*** Data shown ***

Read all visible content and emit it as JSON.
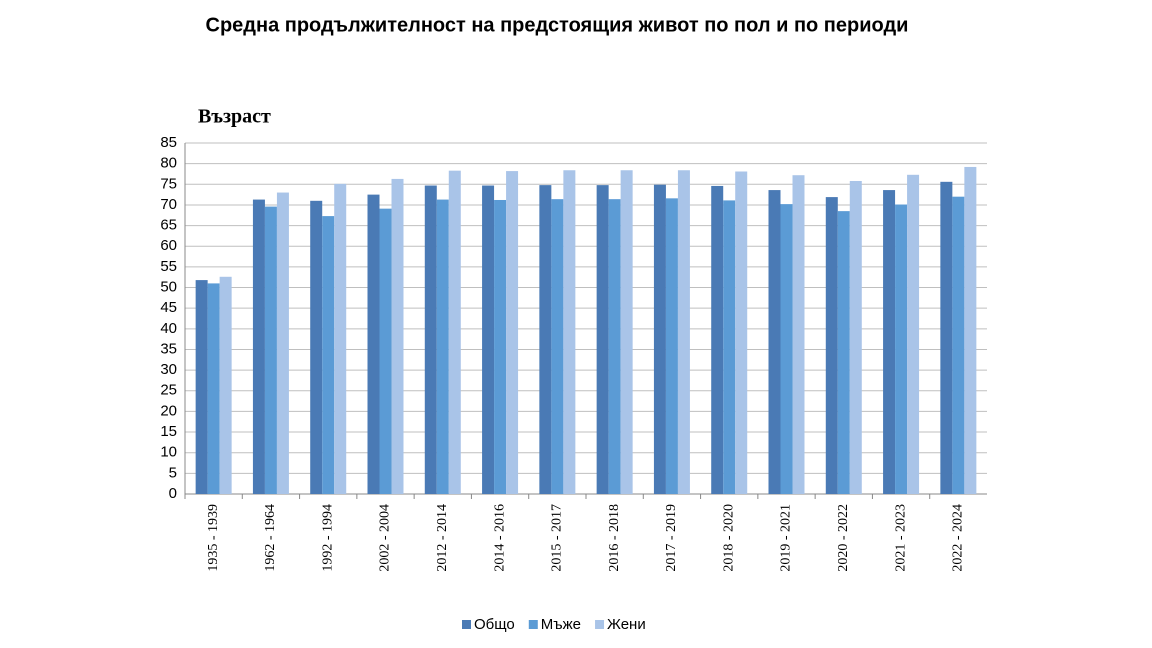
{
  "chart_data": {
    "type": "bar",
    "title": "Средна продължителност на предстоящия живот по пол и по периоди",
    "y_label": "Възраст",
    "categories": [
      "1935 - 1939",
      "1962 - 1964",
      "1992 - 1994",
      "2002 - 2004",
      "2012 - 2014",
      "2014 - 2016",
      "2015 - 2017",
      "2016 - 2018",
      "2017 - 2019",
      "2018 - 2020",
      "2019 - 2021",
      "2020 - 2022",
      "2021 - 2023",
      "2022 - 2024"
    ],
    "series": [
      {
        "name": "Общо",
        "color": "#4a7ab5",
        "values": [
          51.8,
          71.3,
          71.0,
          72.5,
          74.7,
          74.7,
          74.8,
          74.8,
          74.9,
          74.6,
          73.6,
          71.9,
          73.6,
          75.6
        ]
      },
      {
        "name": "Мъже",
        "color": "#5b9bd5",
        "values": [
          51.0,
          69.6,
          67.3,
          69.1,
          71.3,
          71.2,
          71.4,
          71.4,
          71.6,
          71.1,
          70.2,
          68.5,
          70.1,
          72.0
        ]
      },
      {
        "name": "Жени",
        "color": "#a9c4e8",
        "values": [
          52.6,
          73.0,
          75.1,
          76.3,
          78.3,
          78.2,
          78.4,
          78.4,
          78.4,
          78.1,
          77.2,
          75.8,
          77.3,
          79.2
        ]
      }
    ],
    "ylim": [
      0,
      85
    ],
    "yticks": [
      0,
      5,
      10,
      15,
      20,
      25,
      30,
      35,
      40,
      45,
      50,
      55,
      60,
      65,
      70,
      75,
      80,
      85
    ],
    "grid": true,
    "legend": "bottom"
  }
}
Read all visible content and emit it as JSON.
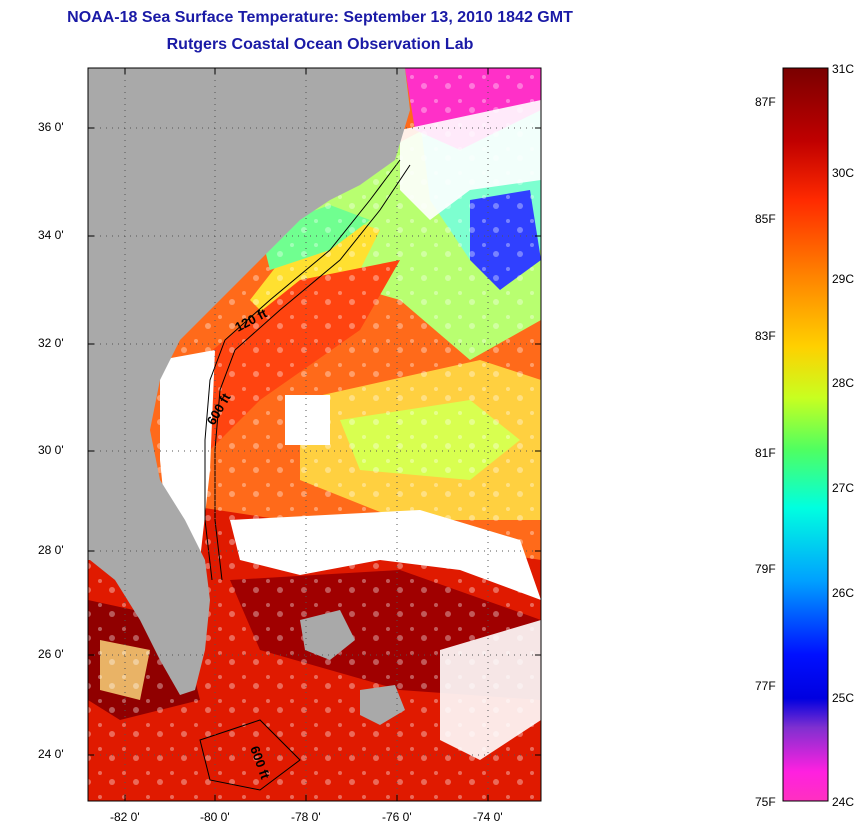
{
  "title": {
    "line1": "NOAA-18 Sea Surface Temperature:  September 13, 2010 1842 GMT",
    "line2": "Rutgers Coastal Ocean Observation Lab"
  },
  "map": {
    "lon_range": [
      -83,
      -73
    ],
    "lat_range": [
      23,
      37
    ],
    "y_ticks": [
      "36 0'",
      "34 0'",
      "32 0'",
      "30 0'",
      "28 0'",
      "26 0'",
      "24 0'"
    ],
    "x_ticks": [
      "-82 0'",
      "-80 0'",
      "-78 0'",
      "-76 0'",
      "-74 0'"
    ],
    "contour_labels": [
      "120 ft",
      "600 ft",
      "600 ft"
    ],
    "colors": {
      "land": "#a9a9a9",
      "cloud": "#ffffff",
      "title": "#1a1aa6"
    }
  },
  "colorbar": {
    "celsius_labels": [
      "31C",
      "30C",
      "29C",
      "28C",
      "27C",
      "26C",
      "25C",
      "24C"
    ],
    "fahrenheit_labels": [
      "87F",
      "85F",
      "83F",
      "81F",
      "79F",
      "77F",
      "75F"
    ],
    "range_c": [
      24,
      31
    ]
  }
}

***

Reproduce every line of the listing above in which the string "title" appears.

    "title": "Средна продължителност на предстоящия живот по пол и по периоди",
  "title": {
      "title": "#1a1aa6"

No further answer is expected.